- [TO DO]: Exactly as written, please set down all of the entries again, with no pictures.

(Saved entries)
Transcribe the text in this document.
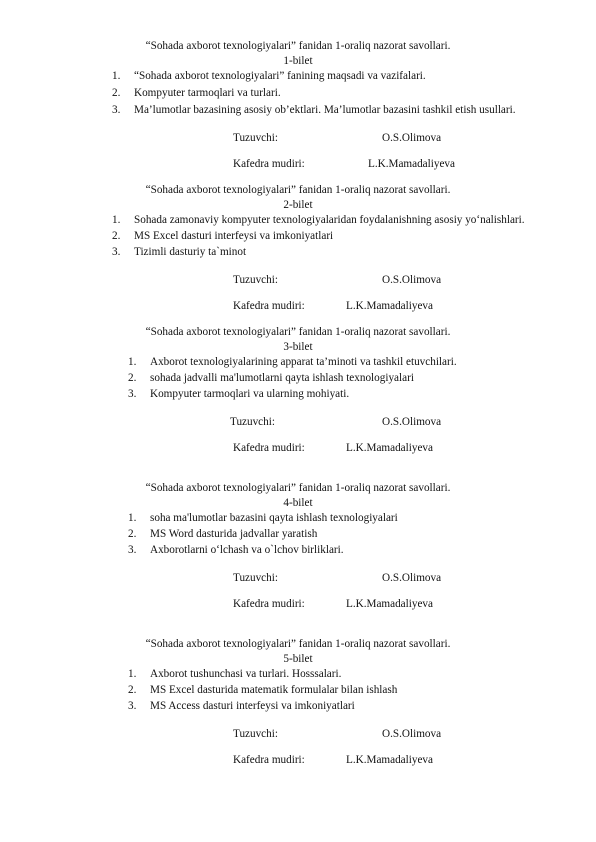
“Sohada axborot texnologiyalari” fanidan 1-oraliq nazorat savollari.
1-bilet
1. “Sohada axborot texnologiyalari” fanining maqsadi va vazifalari.
2. Kompyuter tarmoqlari va turlari.
3. Ma’lumotlar bazasining asosiy ob’ektlari. Ma’lumotlar bazasini tashkil etish usullari.
Tuzuvchi:	O.S.Olimova
Kafedra mudiri:	L.K.Mamadaliyeva
“Sohada axborot texnologiyalari” fanidan 1-oraliq nazorat savollari.
2-bilet
1. Sohada zamonaviy kompyuter texnologiyalaridan foydalanishning asosiy yo‘nalishlari.
2. MS Excel dasturi interfeysi va imkoniyatlari
3. Tizimli dasturiy ta`minot
Tuzuvchi:	O.S.Olimova
Kafedra mudiri:	L.K.Mamadaliyeva
“Sohada axborot texnologiyalari” fanidan 1-oraliq nazorat savollari.
3-bilet
1. Axborot texnologiyalarining apparat ta’minoti va tashkil etuvchilari.
2. sohada jadvalli ma'lumotlarni qayta ishlash texnologiyalari
3. Kompyuter tarmoqlari va ularning mohiyati.
Tuzuvchi:	O.S.Olimova
Kafedra mudiri:	L.K.Mamadaliyeva
“Sohada axborot texnologiyalari” fanidan 1-oraliq nazorat savollari.
4-bilet
1. soha ma'lumotlar bazasini qayta ishlash texnologiyalari
2. MS Word dasturida jadvallar yaratish
3. Axborotlarni o‘lchash va o`lchov birliklari.
Tuzuvchi:	O.S.Olimova
Kafedra mudiri:	L.K.Mamadaliyeva
“Sohada axborot texnologiyalari” fanidan 1-oraliq nazorat savollari.
5-bilet
1. Axborot tushunchasi va turlari. Hosssalari.
2. MS Excel dasturida matematik formulalar bilan ishlash
3. MS Access dasturi interfeysi va imkoniyatlari
Tuzuvchi:	O.S.Olimova
Kafedra mudiri:	L.K.Mamadaliyeva
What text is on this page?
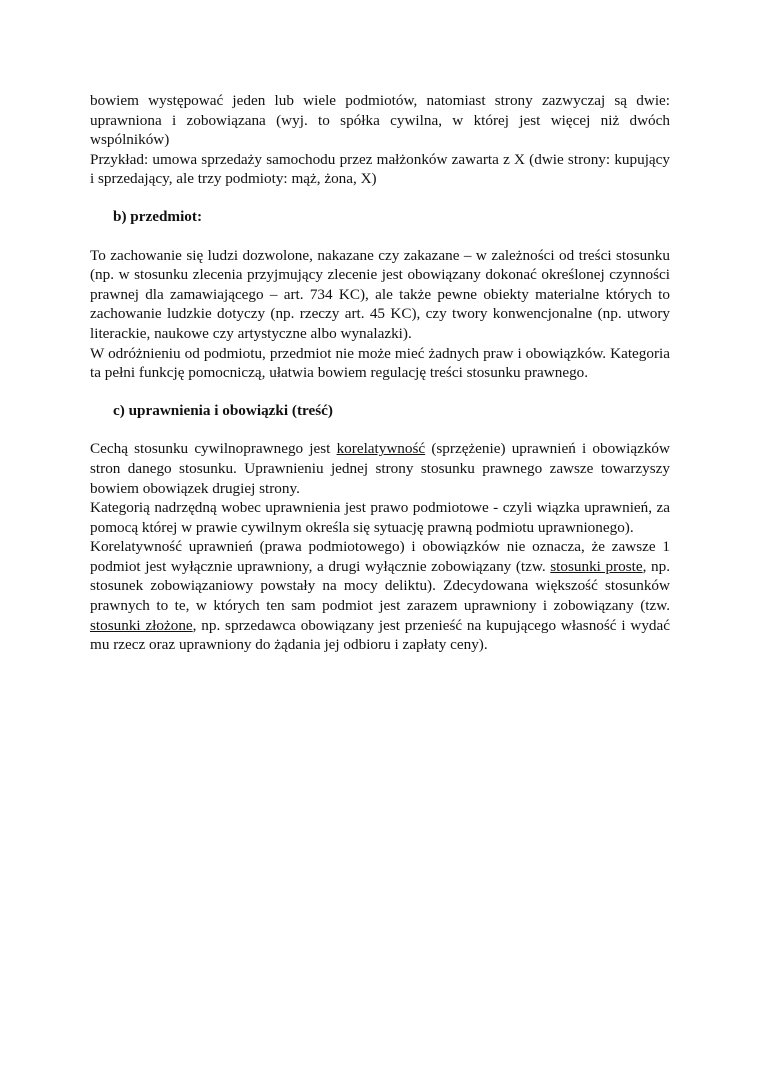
bowiem występować jeden lub wiele podmiotów, natomiast strony zazwyczaj są dwie: uprawniona i zobowiązana (wyj. to spółka cywilna, w której jest więcej niż dwóch wspólników)

Przykład: umowa sprzedaży samochodu przez małżonków zawarta z X (dwie strony: kupujący i sprzedający, ale trzy podmioty: mąż, żona, X)

b) przedmiot:

To zachowanie się ludzi dozwolone, nakazane czy zakazane – w zależności od treści stosunku (np. w stosunku zlecenia przyjmujący zlecenie jest obowiązany dokonać określonej czynności prawnej dla zamawiającego – art. 734 KC), ale także pewne obiekty materialne których to zachowanie ludzkie dotyczy (np. rzeczy art. 45 KC), czy twory konwencjonalne (np. utwory literackie, naukowe czy artystyczne albo wynalazki).

W odróżnieniu od podmiotu, przedmiot nie może mieć żadnych praw i obowiązków. Kategoria ta pełni funkcję pomocniczą, ułatwia bowiem regulację treści stosunku prawnego.

c) uprawnienia i obowiązki (treść)

Cechą stosunku cywilnoprawnego jest korelatywność (sprzężenie) uprawnień i obowiązków stron danego stosunku. Uprawnieniu jednej strony stosunku prawnego zawsze towarzyszy bowiem obowiązek drugiej strony.

Kategorią nadrzędną wobec uprawnienia jest prawo podmiotowe - czyli wiązka uprawnień, za pomocą której w prawie cywilnym określa się sytuację prawną podmiotu uprawnionego).

Korelatywność uprawnień (prawa podmiotowego) i obowiązków nie oznacza, że zawsze 1 podmiot jest wyłącznie uprawniony, a drugi wyłącznie zobowiązany (tzw. stosunki proste, np. stosunek zobowiązaniowy powstały na mocy deliktu). Zdecydowana większość stosunków prawnych to te, w których ten sam podmiot jest zarazem uprawniony i zobowiązany (tzw. stosunki złożone, np. sprzedawca obowiązany jest przenieść na kupującego własność i wydać mu rzecz oraz uprawniony do żądania jej odbioru i zapłaty ceny).
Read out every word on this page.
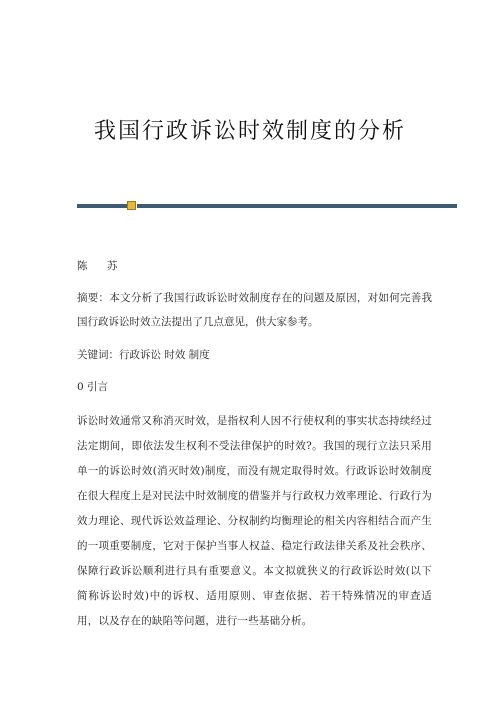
我国行政诉讼时效制度的分析

陈 苏

摘要：本文分析了我国行政诉讼时效制度存在的问题及原因，对如何完善我国行政诉讼时效立法提出了几点意见，供大家参考。

关键词：行政诉讼 时效 制度

0 引言

诉讼时效通常又称消灭时效，是指权利人因不行使权利的事实状态持续经过法定期间，即依法发生权利不受法律保护的时效?。我国的现行立法只采用单一的诉讼时效(消灭时效)制度，而没有规定取得时效。行政诉讼时效制度在很大程度上是对民法中时效制度的借鉴并与行政权力效率理论、行政行为效力理论、现代诉讼效益理论、分权制约均衡理论的相关内容相结合而产生的一项重要制度，它对于保护当事人权益、稳定行政法律关系及社会秩序、保障行政诉讼顺利进行具有重要意义。本文拟就狭义的行政诉讼时效(以下简称诉讼时效)中的诉权、适用原则、审查依据、若干特殊情况的审查适用，以及存在的缺陷等问题，进行一些基础分析。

- [RESULT]:
Transcribe the text in this document.
“Sohada axborot texnologiyalari” fanidan 1-oraliq nazorat savollari.
1-bilet
1. “Sohada axborot texnologiyalari” fanining maqsadi va vazifalari.
2. Kompyuter tarmoqlari va turlari.
3. Ma’lumotlar bazasining asosiy ob’ektlari. Ma’lumotlar bazasini tashkil etish usullari.
Tuzuvchi:	O.S.Olimova
Kafedra mudiri:	L.K.Mamadaliyeva
“Sohada axborot texnologiyalari” fanidan 1-oraliq nazorat savollari.
2-bilet
1. Sohada zamonaviy kompyuter texnologiyalaridan foydalanishning asosiy yo‘nalishlari.
2. MS Excel dasturi interfeysi va imkoniyatlari
3. Tizimli dasturiy ta`minot
Tuzuvchi:	O.S.Olimova
Kafedra mudiri:	L.K.Mamadaliyeva
“Sohada axborot texnologiyalari” fanidan 1-oraliq nazorat savollari.
3-bilet
1. Axborot texnologiyalarining apparat ta’minoti va tashkil etuvchilari.
2. sohada jadvalli ma'lumotlarni qayta ishlash texnologiyalari
3. Kompyuter tarmoqlari va ularning mohiyati.
Tuzuvchi:	O.S.Olimova
Kafedra mudiri:	L.K.Mamadaliyeva
“Sohada axborot texnologiyalari” fanidan 1-oraliq nazorat savollari.
4-bilet
1. soha ma'lumotlar bazasini qayta ishlash texnologiyalari
2. MS Word dasturida jadvallar yaratish
3. Axborotlarni o‘lchash va o`lchov birliklari.
Tuzuvchi:	O.S.Olimova
Kafedra mudiri:	L.K.Mamadaliyeva
“Sohada axborot texnologiyalari” fanidan 1-oraliq nazorat savollari.
5-bilet
1. Axborot tushunchasi va turlari. Hosssalari.
2. MS Excel dasturida matematik formulalar bilan ishlash
3. MS Access dasturi interfeysi va imkoniyatlari
Tuzuvchi:	O.S.Olimova
Kafedra mudiri:	L.K.Mamadaliyeva
What text is on this page?
bowiem występować jeden lub wiele podmiotów, natomiast strony zazwyczaj są dwie: uprawniona i zobowiązana (wyj. to spółka cywilna, w której jest więcej niż dwóch wspólników)

Przykład: umowa sprzedaży samochodu przez małżonków zawarta z X (dwie strony: kupujący i sprzedający, ale trzy podmioty: mąż, żona, X)

b) przedmiot:

To zachowanie się ludzi dozwolone, nakazane czy zakazane – w zależności od treści stosunku (np. w stosunku zlecenia przyjmujący zlecenie jest obowiązany dokonać określonej czynności prawnej dla zamawiającego – art. 734 KC), ale także pewne obiekty materialne których to zachowanie ludzkie dotyczy (np. rzeczy art. 45 KC), czy twory konwencjonalne (np. utwory literackie, naukowe czy artystyczne albo wynalazki).

W odróżnieniu od podmiotu, przedmiot nie może mieć żadnych praw i obowiązków. Kategoria ta pełni funkcję pomocniczą, ułatwia bowiem regulację treści stosunku prawnego.

c) uprawnienia i obowiązki (treść)

Cechą stosunku cywilnoprawnego jest korelatywność (sprzężenie) uprawnień i obowiązków stron danego stosunku. Uprawnieniu jednej strony stosunku prawnego zawsze towarzyszy bowiem obowiązek drugiej strony.

Kategorią nadrzędną wobec uprawnienia jest prawo podmiotowe - czyli wiązka uprawnień, za pomocą której w prawie cywilnym określa się sytuację prawną podmiotu uprawnionego).

Korelatywność uprawnień (prawa podmiotowego) i obowiązków nie oznacza, że zawsze 1 podmiot jest wyłącznie uprawniony, a drugi wyłącznie zobowiązany (tzw. stosunki proste, np. stosunek zobowiązaniowy powstały na mocy deliktu). Zdecydowana większość stosunków prawnych to te, w których ten sam podmiot jest zarazem uprawniony i zobowiązany (tzw. stosunki złożone, np. sprzedawca obowiązany jest przenieść na kupującego własność i wydać mu rzecz oraz uprawniony do żądania jej odbioru i zapłaty ceny).
Read out every word on this page.
我国行政诉讼时效制度的分析

陈 苏

摘要：本文分析了我国行政诉讼时效制度存在的问题及原因，对如何完善我国行政诉讼时效立法提出了几点意见，供大家参考。

关键词：行政诉讼 时效 制度

0 引言

诉讼时效通常又称消灭时效，是指权利人因不行使权利的事实状态持续经过法定期间，即依法发生权利不受法律保护的时效?。我国的现行立法只采用单一的诉讼时效(消灭时效)制度，而没有规定取得时效。行政诉讼时效制度在很大程度上是对民法中时效制度的借鉴并与行政权力效率理论、行政行为效力理论、现代诉讼效益理论、分权制约均衡理论的相关内容相结合而产生的一项重要制度，它对于保护当事人权益、稳定行政法律关系及社会秩序、保障行政诉讼顺利进行具有重要意义。本文拟就狭义的行政诉讼时效(以下简称诉讼时效)中的诉权、适用原则、审查依据、若干特殊情况的审查适用，以及存在的缺陷等问题，进行一些基础分析。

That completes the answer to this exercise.